**Exercise brief:**
Review the lines that follow and copy each one that contains the word "Program".

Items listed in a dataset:
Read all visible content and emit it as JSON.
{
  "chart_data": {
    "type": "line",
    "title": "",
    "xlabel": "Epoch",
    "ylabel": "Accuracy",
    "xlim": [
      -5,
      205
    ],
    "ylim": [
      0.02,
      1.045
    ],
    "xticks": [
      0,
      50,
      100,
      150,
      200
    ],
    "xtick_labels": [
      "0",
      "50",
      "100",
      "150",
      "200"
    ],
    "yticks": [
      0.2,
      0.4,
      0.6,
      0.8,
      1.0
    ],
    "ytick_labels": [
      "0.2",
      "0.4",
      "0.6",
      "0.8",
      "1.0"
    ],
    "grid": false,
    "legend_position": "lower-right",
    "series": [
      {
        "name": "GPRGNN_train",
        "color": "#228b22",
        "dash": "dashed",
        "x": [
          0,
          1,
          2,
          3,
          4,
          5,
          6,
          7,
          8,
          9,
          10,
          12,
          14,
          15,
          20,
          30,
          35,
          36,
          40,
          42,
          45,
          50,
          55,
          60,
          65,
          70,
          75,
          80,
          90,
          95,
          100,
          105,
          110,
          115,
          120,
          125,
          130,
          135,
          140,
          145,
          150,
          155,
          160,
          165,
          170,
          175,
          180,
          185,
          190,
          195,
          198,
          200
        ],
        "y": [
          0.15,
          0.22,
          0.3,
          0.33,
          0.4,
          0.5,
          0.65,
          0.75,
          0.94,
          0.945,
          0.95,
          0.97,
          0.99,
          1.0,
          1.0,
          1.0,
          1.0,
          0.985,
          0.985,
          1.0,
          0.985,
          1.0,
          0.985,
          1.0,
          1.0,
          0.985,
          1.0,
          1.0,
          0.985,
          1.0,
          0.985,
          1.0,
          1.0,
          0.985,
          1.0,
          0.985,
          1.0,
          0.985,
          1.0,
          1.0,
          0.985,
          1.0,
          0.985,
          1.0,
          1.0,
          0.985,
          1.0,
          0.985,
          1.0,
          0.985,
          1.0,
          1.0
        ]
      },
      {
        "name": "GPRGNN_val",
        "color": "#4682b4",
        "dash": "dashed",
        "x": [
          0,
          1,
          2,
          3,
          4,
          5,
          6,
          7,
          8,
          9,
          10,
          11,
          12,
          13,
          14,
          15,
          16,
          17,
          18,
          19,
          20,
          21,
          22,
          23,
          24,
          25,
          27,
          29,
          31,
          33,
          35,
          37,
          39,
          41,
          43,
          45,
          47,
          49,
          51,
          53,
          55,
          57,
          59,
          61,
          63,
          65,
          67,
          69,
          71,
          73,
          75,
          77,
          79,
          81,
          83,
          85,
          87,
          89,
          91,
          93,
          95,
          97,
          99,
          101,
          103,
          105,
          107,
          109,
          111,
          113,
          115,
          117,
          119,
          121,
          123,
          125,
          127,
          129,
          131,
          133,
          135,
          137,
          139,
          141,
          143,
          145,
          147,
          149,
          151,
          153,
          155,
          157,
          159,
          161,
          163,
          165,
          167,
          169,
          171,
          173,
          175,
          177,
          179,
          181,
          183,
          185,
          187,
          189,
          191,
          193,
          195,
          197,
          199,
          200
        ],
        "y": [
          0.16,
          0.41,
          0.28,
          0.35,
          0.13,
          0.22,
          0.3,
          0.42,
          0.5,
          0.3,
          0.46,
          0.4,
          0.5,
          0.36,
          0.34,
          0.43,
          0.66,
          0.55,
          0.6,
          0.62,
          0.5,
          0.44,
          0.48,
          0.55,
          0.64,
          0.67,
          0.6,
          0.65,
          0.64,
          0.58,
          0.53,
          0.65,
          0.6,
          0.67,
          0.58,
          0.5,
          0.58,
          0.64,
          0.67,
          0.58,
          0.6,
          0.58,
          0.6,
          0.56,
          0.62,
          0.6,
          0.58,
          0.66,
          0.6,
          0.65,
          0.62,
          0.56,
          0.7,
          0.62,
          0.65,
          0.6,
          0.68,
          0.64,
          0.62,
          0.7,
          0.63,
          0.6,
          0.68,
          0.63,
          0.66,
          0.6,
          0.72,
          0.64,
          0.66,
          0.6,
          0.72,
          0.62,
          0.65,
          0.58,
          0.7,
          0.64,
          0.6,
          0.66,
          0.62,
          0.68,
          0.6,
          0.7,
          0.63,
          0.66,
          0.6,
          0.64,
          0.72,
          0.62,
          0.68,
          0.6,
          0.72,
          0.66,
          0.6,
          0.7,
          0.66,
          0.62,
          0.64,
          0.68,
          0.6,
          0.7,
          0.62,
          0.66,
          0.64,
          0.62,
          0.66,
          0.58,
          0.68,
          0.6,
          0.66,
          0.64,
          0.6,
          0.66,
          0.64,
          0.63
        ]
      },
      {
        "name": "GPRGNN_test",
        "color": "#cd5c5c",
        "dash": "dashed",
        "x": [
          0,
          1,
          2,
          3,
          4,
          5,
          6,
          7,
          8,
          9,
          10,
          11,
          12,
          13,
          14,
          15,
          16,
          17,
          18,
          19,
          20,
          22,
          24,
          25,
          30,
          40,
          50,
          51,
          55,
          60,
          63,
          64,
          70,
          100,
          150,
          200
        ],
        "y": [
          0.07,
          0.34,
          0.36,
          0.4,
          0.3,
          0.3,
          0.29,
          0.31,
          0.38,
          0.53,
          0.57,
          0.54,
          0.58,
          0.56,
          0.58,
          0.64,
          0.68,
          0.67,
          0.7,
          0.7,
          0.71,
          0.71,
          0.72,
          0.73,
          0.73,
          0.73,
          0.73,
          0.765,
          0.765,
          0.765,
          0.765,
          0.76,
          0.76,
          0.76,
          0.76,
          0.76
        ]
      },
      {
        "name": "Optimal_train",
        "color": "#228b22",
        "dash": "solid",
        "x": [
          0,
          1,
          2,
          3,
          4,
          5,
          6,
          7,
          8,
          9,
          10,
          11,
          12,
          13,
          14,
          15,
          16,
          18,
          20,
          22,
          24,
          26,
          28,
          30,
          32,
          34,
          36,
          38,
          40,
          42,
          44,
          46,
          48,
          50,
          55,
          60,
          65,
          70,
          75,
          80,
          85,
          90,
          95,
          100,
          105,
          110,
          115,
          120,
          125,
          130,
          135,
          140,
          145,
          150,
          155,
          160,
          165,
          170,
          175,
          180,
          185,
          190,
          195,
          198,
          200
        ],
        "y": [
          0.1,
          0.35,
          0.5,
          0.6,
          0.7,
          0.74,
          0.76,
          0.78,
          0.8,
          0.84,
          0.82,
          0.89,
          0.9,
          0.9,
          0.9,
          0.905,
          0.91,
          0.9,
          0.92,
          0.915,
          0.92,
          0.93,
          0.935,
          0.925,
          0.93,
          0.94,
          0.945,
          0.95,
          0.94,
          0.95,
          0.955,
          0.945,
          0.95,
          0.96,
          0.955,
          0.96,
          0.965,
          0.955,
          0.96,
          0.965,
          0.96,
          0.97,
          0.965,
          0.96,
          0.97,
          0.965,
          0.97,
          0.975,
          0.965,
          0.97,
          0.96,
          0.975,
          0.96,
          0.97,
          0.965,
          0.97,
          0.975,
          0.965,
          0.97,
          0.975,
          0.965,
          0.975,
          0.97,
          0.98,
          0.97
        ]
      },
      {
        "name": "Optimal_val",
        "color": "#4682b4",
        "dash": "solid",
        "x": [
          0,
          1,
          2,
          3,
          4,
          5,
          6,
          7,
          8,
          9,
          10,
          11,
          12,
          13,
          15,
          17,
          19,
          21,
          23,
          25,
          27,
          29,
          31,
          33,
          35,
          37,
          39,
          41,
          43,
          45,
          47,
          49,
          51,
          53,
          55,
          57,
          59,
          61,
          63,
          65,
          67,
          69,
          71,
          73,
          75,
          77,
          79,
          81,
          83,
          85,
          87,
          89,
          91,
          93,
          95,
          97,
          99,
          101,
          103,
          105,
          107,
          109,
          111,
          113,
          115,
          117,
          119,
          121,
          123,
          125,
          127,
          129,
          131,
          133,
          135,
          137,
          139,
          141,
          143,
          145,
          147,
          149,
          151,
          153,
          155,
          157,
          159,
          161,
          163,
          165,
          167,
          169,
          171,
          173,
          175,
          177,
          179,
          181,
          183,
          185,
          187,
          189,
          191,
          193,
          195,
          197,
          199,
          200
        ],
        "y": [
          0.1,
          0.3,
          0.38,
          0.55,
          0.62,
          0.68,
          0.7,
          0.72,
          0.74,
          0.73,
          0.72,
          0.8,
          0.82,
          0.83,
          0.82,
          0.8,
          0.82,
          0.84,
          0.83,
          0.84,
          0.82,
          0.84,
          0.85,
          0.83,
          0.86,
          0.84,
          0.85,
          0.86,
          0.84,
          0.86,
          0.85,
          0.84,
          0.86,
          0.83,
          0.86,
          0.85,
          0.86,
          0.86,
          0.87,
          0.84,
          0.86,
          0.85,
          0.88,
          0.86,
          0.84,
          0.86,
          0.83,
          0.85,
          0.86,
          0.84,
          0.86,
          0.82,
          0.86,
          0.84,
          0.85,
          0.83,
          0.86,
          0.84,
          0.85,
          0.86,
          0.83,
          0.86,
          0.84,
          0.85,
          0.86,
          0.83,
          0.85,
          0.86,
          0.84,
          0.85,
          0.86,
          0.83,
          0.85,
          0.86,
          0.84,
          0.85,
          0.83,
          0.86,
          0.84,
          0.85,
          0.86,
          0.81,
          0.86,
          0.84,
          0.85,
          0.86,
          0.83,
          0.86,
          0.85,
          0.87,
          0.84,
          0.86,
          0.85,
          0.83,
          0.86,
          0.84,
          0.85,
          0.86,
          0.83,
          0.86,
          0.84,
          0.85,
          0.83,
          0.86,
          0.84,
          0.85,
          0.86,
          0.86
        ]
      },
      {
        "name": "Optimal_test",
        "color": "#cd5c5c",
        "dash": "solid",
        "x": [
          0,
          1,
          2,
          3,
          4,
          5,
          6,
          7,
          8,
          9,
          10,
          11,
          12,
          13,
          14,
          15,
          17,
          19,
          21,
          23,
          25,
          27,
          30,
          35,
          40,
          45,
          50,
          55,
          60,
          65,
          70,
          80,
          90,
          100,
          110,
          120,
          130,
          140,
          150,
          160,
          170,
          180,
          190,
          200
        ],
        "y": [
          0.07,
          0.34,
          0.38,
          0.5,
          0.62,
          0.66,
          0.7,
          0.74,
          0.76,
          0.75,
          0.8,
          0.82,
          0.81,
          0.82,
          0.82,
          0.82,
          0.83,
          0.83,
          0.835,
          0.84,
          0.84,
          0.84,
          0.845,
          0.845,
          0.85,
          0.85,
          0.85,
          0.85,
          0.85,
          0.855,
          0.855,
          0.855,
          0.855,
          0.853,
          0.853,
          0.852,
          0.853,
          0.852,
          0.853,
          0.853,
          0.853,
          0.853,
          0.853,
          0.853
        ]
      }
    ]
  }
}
--
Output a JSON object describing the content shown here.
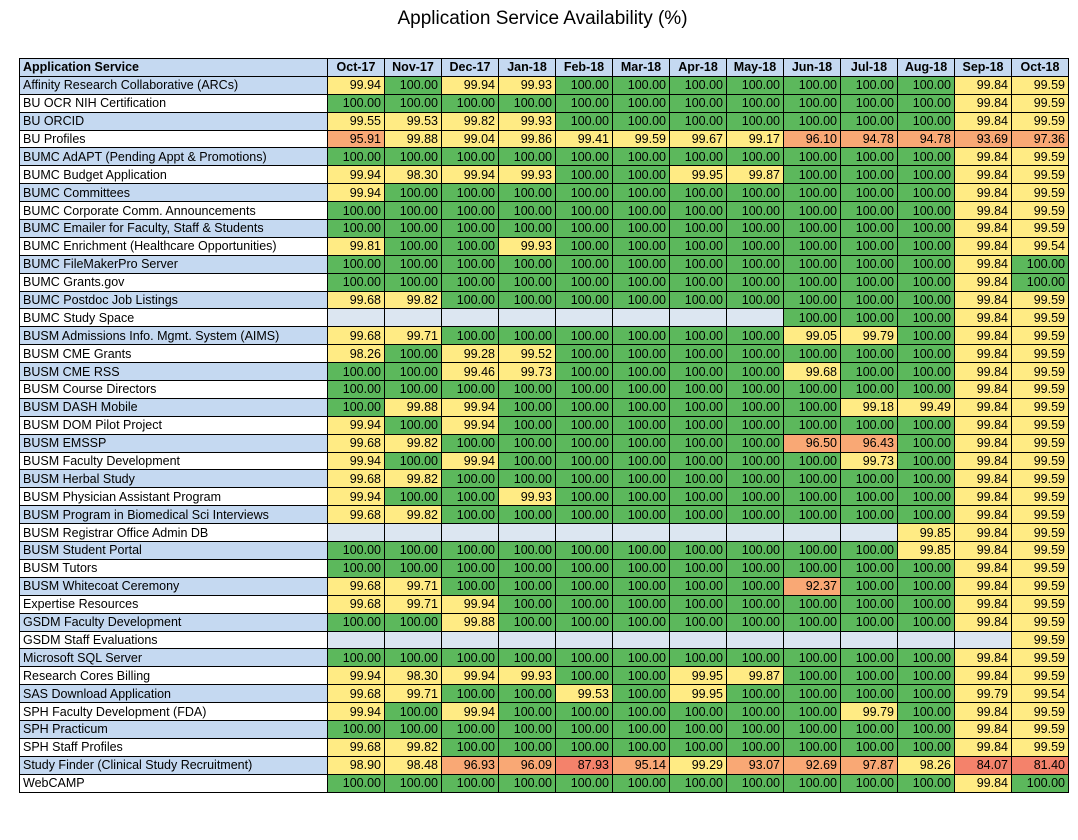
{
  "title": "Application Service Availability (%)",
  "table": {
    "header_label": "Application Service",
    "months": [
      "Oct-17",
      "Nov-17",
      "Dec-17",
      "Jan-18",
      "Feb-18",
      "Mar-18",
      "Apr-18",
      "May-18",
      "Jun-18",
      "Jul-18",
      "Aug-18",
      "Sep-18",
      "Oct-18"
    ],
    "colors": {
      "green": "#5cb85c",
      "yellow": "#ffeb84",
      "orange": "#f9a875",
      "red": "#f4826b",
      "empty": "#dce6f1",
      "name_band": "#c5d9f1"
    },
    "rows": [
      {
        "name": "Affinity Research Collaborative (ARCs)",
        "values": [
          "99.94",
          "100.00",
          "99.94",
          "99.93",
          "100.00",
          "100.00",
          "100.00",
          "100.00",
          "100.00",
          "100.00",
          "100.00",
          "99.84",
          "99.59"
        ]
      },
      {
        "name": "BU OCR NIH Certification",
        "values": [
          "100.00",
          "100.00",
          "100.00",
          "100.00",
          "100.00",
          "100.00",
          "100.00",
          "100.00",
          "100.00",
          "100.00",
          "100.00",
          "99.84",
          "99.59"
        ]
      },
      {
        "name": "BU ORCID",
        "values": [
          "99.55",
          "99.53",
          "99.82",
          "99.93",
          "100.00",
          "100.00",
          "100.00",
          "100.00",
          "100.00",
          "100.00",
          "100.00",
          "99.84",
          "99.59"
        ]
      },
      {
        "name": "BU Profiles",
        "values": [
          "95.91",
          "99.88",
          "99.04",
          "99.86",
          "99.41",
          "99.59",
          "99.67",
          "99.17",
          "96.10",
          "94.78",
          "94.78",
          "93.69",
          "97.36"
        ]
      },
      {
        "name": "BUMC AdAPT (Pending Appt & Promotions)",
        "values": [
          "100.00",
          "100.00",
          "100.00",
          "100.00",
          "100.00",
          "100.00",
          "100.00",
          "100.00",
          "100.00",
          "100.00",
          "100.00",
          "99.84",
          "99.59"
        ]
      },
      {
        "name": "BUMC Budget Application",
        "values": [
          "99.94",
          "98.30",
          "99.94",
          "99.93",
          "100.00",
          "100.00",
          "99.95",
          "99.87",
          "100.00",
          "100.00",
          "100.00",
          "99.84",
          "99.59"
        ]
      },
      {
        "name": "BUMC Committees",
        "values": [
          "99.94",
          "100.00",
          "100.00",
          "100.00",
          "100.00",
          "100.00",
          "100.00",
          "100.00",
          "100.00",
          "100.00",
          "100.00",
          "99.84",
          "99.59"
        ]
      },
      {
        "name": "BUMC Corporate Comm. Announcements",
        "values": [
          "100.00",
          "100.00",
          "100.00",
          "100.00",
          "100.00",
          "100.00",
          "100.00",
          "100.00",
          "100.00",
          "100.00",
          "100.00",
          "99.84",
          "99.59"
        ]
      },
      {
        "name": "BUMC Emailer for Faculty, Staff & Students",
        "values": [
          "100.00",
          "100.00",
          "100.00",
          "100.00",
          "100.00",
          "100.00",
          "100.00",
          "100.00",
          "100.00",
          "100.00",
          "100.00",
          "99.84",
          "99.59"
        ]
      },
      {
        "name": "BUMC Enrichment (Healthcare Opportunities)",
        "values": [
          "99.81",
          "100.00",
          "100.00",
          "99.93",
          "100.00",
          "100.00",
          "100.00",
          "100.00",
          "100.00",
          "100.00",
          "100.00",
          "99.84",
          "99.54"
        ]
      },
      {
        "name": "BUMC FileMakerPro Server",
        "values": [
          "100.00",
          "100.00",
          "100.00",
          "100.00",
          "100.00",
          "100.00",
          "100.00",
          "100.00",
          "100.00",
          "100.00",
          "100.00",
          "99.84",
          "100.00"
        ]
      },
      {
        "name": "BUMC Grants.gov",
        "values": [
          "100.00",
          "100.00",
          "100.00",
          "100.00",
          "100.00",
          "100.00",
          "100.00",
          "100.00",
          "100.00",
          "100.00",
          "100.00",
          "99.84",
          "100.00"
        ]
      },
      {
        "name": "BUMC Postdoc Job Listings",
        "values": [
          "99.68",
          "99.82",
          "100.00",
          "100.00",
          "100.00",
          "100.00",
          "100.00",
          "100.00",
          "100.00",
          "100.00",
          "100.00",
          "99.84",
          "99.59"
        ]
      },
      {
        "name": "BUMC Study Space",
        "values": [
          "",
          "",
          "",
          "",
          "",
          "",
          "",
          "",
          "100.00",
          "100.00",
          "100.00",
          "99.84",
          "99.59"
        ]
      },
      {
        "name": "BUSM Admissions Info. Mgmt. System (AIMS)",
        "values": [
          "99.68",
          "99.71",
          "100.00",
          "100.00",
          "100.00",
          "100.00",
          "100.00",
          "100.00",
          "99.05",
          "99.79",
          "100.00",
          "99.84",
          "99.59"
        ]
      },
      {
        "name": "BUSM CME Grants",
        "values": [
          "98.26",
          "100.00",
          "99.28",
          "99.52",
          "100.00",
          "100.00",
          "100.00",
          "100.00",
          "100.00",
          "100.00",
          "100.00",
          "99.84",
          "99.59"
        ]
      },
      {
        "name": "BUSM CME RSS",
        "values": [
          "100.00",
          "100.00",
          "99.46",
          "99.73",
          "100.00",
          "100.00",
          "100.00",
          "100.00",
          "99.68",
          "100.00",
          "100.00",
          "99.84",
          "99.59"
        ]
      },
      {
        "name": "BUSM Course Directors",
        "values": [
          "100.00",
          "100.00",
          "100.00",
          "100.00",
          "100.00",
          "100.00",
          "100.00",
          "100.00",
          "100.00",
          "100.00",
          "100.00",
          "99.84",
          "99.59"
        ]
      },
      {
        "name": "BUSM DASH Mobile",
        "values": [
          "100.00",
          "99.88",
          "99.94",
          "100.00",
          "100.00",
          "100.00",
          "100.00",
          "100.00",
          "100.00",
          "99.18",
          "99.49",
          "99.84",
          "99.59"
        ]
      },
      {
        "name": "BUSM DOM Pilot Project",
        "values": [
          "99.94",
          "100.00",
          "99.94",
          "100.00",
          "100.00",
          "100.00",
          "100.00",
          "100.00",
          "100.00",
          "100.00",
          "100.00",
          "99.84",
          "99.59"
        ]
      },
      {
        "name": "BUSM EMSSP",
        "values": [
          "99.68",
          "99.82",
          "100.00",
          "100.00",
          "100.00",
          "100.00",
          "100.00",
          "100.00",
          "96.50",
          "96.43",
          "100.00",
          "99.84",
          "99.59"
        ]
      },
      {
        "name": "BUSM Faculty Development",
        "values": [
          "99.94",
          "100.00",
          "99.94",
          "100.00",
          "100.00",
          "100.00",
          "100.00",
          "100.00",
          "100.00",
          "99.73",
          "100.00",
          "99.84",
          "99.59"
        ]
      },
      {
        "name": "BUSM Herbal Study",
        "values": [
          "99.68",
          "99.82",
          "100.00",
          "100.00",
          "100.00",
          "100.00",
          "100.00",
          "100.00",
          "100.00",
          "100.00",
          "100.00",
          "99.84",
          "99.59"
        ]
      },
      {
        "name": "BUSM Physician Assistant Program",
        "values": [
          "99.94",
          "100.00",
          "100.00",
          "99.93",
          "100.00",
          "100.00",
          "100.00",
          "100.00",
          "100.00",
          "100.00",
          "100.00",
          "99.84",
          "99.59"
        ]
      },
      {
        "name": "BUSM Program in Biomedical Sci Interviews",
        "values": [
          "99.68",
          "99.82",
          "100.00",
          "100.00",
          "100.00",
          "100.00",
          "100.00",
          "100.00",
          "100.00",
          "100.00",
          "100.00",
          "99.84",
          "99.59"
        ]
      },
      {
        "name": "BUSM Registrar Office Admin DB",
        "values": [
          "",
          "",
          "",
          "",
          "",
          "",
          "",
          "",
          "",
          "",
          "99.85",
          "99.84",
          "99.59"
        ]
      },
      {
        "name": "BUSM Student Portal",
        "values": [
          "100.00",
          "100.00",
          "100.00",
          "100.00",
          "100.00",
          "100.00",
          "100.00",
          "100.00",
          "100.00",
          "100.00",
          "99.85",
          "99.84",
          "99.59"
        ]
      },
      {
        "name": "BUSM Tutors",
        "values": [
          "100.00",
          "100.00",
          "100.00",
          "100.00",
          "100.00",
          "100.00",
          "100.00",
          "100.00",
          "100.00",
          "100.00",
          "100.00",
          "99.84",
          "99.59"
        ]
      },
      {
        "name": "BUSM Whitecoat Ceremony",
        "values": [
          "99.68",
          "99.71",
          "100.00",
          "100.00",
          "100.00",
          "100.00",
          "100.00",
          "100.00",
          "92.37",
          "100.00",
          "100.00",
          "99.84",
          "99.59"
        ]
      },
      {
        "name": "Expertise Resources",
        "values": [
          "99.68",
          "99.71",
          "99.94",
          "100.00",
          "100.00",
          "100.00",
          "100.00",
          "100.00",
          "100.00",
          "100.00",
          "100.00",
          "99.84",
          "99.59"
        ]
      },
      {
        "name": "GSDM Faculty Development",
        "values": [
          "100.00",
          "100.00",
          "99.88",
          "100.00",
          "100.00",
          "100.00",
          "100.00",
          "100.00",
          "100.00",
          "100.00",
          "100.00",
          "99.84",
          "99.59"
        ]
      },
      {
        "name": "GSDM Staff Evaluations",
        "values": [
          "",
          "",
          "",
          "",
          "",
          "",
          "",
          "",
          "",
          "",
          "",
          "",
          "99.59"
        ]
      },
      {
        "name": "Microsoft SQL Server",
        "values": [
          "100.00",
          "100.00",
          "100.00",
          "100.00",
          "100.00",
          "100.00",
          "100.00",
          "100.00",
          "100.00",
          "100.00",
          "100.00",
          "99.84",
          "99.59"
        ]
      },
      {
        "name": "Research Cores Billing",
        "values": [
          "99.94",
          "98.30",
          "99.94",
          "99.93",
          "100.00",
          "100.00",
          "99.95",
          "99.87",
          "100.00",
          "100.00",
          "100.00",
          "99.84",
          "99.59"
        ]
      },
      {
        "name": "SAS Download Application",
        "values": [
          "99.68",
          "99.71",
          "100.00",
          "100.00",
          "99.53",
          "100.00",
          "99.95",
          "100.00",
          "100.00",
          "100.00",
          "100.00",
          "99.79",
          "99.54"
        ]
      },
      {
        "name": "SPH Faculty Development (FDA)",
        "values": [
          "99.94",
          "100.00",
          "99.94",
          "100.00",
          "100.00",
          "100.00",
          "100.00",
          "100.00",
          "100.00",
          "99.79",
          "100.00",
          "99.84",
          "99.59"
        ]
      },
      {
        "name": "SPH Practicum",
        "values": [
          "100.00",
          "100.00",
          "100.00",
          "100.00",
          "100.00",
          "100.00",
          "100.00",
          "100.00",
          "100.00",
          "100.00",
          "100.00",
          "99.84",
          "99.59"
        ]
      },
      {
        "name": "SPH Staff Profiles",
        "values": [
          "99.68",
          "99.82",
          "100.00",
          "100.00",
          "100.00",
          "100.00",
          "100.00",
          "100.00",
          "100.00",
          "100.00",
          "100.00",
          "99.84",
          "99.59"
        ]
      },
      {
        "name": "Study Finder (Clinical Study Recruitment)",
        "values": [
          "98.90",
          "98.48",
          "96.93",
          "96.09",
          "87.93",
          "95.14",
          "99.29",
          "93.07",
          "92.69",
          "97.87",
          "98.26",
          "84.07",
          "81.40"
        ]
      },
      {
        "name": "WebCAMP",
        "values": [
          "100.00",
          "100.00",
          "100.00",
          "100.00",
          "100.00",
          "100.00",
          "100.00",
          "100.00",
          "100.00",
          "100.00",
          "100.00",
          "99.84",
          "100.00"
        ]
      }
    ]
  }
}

**Finished answer:**
        "name": "BUSM Physician Assistant Program",
        "name": "BUSM Program in Biomedical Sci Interviews",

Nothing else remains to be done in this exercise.